[Dataset entries on figures]
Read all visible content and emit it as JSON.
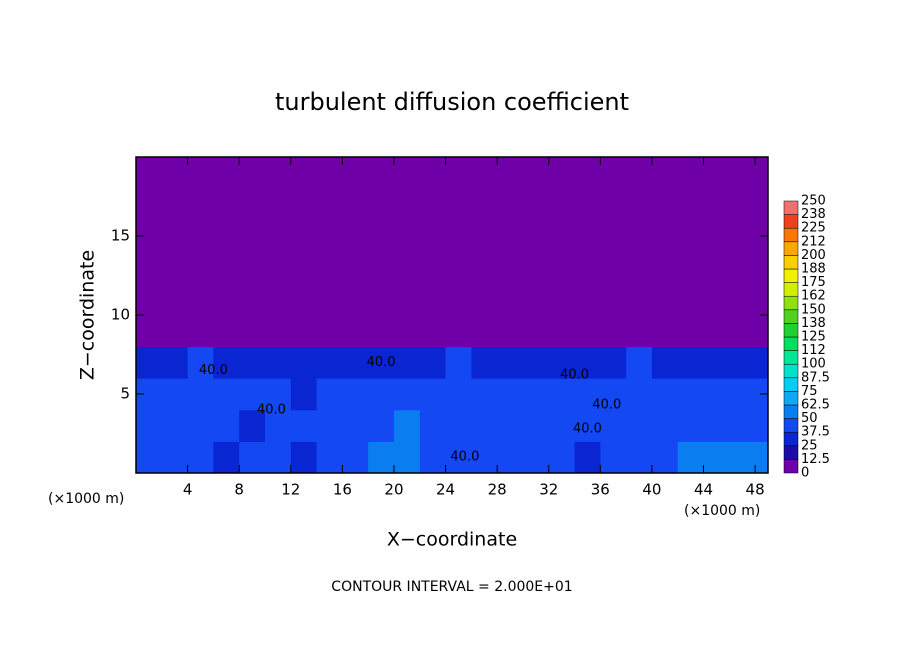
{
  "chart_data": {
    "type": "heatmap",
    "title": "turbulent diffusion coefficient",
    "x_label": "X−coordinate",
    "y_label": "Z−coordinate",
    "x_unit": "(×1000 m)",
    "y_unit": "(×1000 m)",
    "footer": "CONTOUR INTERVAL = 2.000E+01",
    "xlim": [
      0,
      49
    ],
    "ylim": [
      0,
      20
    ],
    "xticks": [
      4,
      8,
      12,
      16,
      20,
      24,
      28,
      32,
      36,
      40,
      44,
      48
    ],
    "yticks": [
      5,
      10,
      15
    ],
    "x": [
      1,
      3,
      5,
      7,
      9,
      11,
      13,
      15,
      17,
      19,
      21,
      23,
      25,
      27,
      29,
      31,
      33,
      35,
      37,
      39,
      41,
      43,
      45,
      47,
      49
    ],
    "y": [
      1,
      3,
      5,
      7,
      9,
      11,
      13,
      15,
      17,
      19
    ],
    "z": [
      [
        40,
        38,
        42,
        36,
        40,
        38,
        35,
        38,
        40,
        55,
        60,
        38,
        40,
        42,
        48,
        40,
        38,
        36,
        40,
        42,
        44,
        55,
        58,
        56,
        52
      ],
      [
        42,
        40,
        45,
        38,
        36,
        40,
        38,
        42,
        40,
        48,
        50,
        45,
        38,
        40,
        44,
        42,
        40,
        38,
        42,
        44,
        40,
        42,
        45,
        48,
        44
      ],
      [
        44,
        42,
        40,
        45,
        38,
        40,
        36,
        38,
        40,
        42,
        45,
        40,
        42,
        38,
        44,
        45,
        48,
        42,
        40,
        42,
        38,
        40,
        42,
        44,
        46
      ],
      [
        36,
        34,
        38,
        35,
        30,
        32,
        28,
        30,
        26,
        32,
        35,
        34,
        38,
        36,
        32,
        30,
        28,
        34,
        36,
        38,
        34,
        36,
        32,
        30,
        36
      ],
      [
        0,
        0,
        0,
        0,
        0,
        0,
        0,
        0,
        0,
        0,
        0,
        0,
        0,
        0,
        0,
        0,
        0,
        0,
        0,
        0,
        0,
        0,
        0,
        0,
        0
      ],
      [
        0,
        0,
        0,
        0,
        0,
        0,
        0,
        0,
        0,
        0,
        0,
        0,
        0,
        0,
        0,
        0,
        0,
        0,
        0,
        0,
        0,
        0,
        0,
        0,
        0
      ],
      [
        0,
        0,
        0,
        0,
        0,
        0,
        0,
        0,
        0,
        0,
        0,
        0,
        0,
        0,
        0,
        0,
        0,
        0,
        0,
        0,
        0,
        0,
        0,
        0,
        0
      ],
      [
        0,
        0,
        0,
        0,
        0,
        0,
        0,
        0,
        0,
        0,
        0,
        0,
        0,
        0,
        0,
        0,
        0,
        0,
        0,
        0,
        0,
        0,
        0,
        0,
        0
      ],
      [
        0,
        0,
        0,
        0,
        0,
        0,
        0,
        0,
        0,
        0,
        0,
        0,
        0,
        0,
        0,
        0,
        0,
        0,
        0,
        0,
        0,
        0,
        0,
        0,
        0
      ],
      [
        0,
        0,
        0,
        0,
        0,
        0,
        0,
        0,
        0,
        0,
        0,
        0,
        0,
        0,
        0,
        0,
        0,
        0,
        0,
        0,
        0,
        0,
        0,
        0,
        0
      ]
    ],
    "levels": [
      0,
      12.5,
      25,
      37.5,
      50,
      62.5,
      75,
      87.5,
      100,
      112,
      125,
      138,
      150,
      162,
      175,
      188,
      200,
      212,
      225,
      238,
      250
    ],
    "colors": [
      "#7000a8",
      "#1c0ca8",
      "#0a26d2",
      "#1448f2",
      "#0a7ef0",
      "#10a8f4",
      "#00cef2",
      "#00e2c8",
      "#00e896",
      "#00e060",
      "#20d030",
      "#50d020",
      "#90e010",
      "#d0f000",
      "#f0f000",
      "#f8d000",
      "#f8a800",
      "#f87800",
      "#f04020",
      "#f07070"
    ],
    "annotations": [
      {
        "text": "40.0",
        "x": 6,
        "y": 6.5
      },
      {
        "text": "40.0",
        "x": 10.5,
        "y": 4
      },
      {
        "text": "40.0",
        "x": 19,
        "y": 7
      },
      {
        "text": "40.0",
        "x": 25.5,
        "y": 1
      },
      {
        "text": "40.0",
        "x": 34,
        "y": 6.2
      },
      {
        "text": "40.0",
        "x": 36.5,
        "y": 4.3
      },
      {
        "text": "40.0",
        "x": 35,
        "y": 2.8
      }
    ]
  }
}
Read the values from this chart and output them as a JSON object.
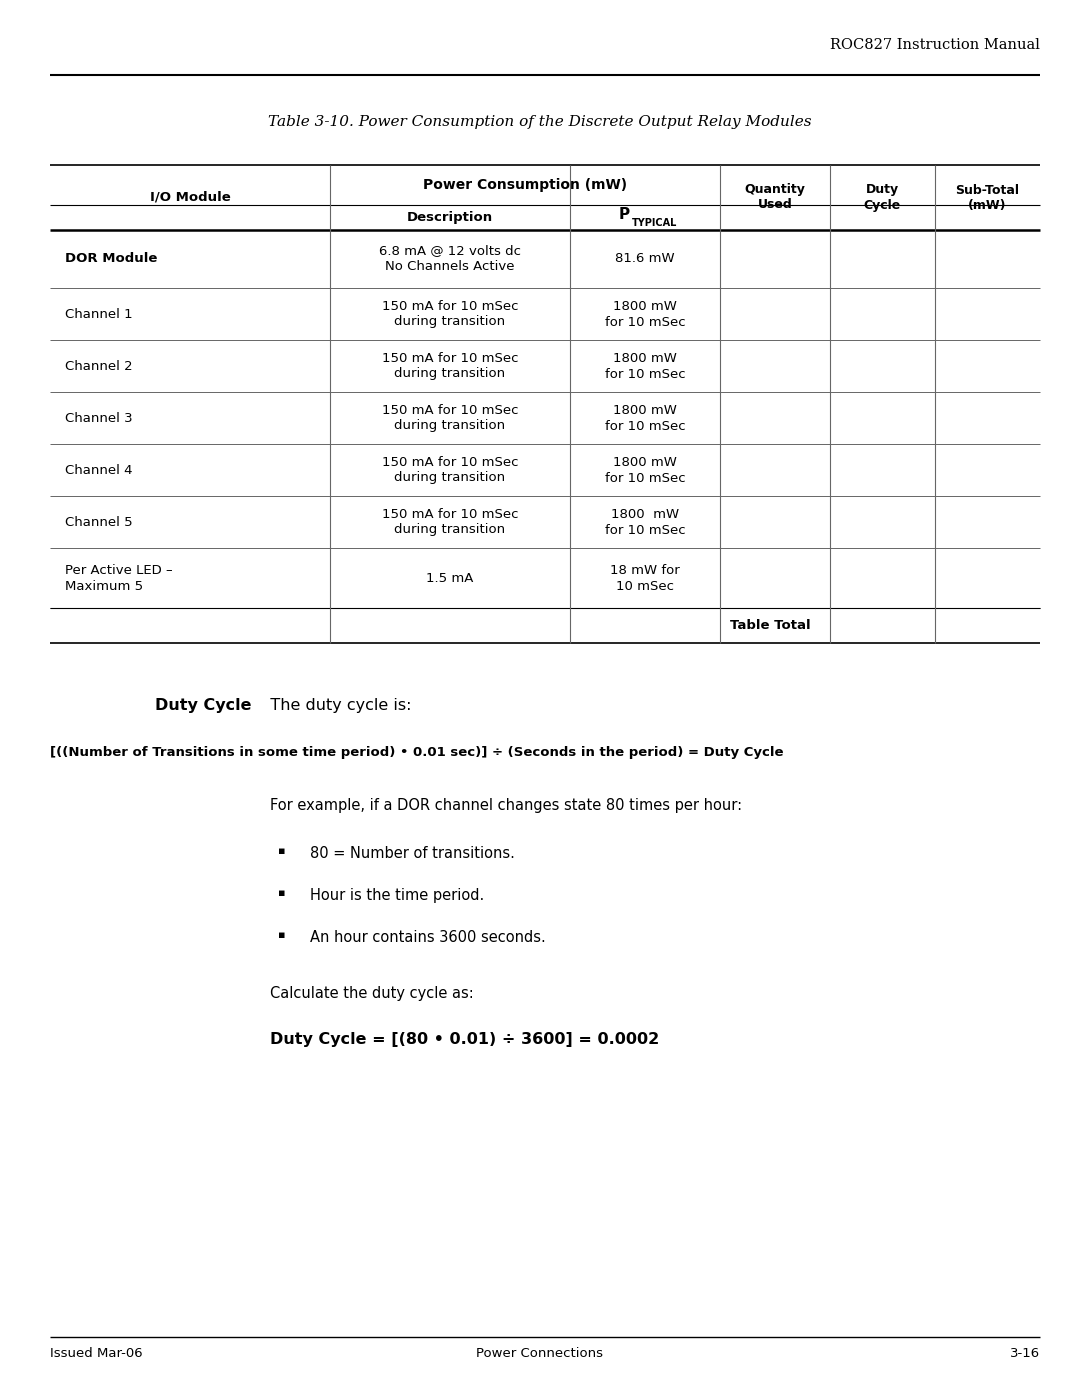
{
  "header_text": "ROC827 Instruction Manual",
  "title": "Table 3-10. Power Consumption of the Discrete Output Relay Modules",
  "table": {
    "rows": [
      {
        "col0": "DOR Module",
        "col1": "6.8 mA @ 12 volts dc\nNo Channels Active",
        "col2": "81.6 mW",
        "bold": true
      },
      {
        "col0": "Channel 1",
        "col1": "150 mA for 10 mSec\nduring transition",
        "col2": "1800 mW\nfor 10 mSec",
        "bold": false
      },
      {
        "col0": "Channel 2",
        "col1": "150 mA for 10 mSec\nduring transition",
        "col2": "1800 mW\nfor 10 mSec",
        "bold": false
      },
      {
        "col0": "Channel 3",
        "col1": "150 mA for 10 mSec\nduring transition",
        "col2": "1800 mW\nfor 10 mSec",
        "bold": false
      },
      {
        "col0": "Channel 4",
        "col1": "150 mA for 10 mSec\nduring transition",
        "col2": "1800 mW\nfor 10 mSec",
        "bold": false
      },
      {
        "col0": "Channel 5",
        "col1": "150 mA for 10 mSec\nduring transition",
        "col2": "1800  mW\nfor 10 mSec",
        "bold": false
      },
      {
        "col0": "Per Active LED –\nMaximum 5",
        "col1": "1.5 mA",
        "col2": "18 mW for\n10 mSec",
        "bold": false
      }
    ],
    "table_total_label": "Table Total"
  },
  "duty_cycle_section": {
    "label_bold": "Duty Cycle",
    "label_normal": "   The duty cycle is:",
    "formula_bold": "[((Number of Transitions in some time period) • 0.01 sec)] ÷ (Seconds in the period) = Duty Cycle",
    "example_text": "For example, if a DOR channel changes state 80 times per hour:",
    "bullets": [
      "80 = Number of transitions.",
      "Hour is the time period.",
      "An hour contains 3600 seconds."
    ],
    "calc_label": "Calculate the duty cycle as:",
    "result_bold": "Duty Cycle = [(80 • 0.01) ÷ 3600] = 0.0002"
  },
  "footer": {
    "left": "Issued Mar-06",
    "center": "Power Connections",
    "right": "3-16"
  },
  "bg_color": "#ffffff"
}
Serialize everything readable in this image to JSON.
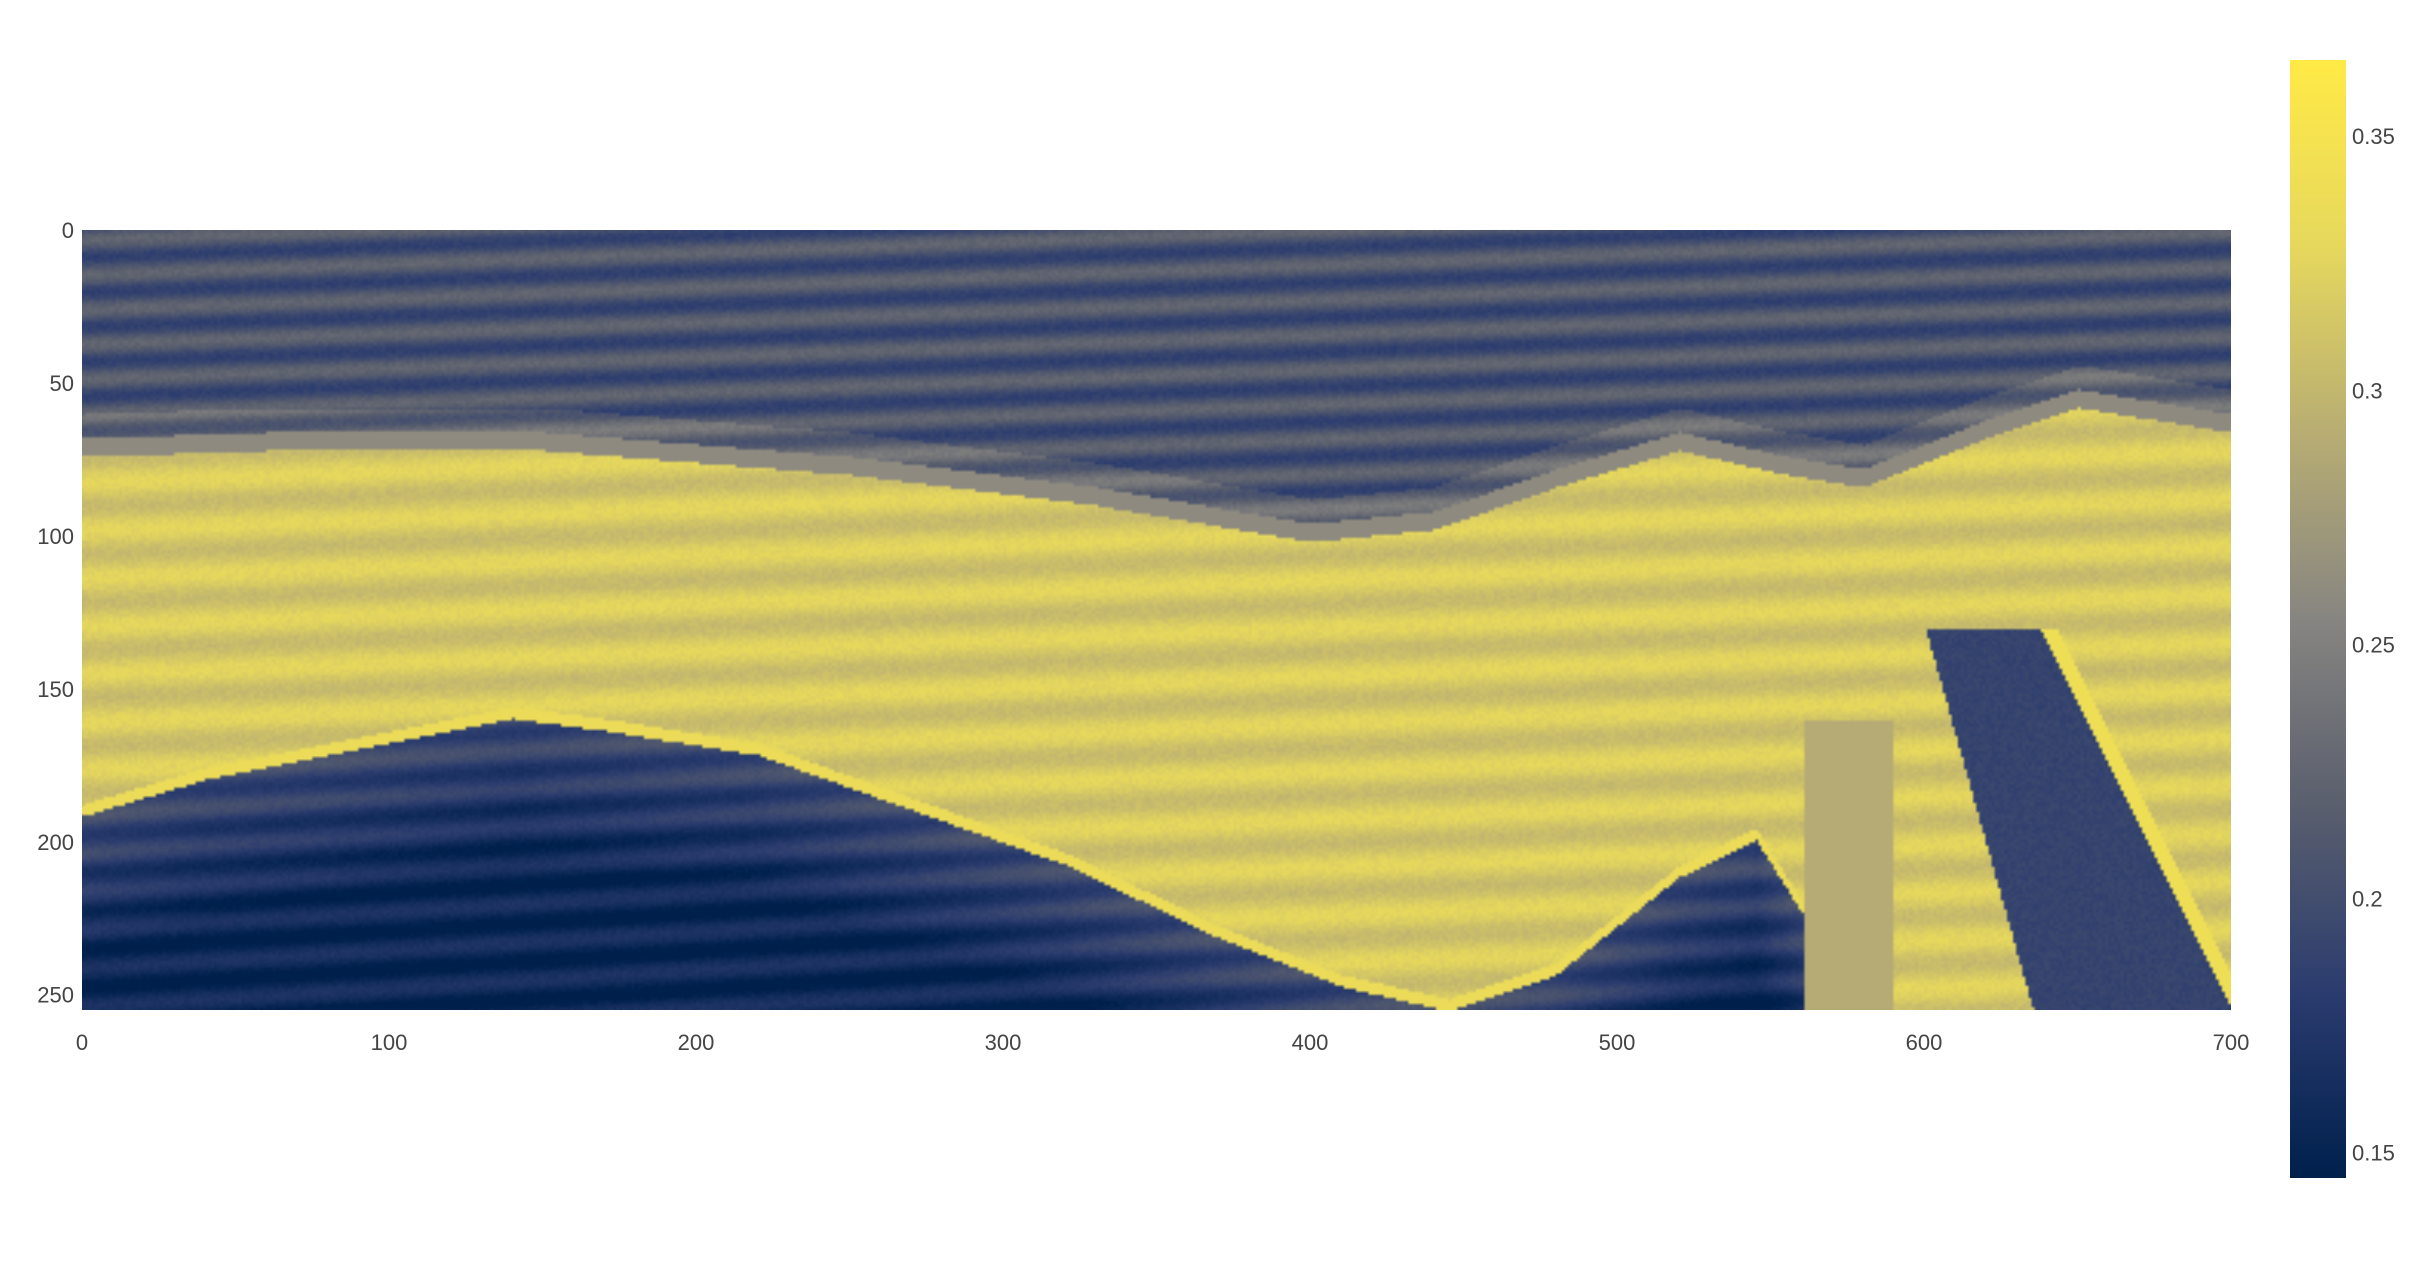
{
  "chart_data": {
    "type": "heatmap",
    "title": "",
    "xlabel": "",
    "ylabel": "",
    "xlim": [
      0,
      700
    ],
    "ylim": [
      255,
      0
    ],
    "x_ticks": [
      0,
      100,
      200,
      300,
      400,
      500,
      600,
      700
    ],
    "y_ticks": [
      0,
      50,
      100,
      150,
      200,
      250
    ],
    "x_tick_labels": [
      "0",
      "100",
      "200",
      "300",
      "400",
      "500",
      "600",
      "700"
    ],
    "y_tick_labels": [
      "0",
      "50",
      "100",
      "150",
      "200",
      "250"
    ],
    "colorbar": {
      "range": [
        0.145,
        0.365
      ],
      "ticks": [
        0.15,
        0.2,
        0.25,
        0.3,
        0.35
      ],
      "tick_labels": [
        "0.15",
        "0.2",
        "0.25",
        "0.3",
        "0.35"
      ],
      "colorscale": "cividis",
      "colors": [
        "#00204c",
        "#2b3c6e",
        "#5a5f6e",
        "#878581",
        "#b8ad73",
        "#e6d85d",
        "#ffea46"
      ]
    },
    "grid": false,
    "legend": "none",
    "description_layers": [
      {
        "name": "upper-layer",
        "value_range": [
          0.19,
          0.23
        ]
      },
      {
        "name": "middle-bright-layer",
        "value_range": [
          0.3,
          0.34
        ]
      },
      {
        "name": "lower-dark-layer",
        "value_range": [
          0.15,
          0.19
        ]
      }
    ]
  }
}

- **EXERCISE PROMPT**: In the entries above, find each line with the word "footer" and show it.

- **FINISHED TASK**:
    "footer": "CONTOUR INTERVAL = 2.000E+01",
  "footer": {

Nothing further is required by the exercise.